#### SELECTED PASSAGE:
* * * * * * * * *

Verifying the reveal of a card requires other players to provide the corresponding reveal information, along with a proof to verify the correctness of the reveal. The existing Geometry reality【25】 constructs a reveal proof based on the Chaum-Pedersen protocol, and we know that Chaum-Pedersen requires point multiplication operations, which are very expensive, mainly because Ethereum currently does not support the precompiled contract for the Baby Jubjub curve. According to test results, under the implementation based on Geometry, the gas cost for verifying the reveal proof reaches 7629888, which is clearly unacceptable.

* * * * * * * * *

#### MATERIAL SHOWN:
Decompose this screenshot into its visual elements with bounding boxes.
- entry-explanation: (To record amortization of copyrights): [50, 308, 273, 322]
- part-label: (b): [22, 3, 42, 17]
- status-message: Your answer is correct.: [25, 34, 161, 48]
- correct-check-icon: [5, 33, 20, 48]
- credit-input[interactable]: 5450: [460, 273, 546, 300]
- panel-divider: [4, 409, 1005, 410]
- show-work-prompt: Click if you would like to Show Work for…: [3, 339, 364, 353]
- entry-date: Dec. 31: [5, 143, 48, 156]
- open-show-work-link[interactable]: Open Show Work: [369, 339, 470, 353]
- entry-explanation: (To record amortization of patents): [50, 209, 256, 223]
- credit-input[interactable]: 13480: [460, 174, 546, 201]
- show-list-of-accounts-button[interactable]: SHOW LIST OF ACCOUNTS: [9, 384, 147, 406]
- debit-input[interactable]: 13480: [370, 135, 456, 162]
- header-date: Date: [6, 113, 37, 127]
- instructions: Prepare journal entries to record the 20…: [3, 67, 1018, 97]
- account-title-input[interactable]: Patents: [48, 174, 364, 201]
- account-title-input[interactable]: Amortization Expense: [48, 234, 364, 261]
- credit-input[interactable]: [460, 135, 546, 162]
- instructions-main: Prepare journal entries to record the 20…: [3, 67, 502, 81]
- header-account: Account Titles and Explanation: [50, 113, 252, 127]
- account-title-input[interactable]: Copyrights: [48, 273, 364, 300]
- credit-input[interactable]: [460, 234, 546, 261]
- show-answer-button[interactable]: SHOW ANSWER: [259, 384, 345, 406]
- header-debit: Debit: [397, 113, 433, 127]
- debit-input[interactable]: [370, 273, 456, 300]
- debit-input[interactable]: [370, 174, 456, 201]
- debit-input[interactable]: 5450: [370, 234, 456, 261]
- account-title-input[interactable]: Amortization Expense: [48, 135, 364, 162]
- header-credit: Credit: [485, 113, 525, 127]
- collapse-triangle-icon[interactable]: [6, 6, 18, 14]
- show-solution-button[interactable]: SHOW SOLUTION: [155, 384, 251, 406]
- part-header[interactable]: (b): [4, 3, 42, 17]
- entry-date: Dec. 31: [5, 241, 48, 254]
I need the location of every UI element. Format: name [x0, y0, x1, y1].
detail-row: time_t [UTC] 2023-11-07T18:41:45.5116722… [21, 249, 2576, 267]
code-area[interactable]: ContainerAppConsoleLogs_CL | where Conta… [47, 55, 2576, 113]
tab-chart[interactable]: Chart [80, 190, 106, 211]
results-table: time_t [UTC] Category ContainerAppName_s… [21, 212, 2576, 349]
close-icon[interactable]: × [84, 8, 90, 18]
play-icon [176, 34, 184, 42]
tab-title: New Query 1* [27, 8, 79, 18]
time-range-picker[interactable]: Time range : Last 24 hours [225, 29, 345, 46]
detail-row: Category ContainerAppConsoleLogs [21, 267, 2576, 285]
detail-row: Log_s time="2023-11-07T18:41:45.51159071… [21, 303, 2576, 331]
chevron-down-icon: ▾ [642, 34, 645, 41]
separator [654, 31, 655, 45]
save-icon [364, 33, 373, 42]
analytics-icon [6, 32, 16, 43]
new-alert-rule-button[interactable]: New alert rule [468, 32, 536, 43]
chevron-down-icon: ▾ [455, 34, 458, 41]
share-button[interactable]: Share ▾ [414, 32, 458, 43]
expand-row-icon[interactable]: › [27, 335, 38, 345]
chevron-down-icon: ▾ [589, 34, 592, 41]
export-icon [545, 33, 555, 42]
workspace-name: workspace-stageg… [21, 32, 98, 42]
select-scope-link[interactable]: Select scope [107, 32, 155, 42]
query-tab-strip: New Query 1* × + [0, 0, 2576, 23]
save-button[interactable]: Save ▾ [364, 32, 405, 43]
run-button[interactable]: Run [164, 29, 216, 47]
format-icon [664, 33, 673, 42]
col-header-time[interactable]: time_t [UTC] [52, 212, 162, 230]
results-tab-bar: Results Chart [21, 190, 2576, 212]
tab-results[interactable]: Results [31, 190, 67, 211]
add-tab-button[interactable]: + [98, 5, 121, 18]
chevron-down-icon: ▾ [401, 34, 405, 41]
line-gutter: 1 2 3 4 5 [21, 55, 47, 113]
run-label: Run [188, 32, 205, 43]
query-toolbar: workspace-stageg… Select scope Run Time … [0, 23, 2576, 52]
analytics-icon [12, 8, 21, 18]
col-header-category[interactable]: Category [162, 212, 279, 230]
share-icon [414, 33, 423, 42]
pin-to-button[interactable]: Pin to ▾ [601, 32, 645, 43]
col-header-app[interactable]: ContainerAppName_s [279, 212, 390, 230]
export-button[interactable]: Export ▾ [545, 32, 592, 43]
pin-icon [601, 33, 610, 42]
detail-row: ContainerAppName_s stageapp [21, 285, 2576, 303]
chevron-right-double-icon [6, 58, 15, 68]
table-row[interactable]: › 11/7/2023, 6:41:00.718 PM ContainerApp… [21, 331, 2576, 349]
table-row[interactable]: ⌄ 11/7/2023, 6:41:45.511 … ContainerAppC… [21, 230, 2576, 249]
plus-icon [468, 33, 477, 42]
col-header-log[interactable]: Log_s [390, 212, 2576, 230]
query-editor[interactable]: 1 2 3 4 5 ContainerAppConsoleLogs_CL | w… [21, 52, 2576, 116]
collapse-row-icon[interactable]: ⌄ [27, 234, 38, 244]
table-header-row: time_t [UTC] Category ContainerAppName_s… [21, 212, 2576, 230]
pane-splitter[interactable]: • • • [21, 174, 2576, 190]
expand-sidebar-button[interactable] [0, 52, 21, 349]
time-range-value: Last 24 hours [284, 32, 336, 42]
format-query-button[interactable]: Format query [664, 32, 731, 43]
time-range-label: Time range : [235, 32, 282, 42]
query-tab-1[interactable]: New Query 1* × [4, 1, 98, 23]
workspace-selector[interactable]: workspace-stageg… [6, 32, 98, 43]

* * * * * * * * *

#### EXERCISE DIRECTIONS:
Write out the passage on verifying card reveals from "Verifying the reveal of" up to and including "is clearly unacceptable.", swapping "Chaum-Pedersen" for "Schnorr". The entries above are separate material, unrelated to the passage on verifying card reveals.

#### TASK ANSWER:
Verifying the reveal of a card requires other players to provide the corresponding reveal information, along with a proof to verify the correctness of the reveal. The existing Geometry reality【25】 constructs a reveal proof based on the Schnorr protocol, and we know that Schnorr requires point multiplication operations, which are very expensive, mainly because Ethereum currently does not support the precompiled contract for the Baby Jubjub curve. According to test results, under the implementation based on Geometry, the gas cost for verifying the reveal proof reaches 7629888, which is clearly unacceptable.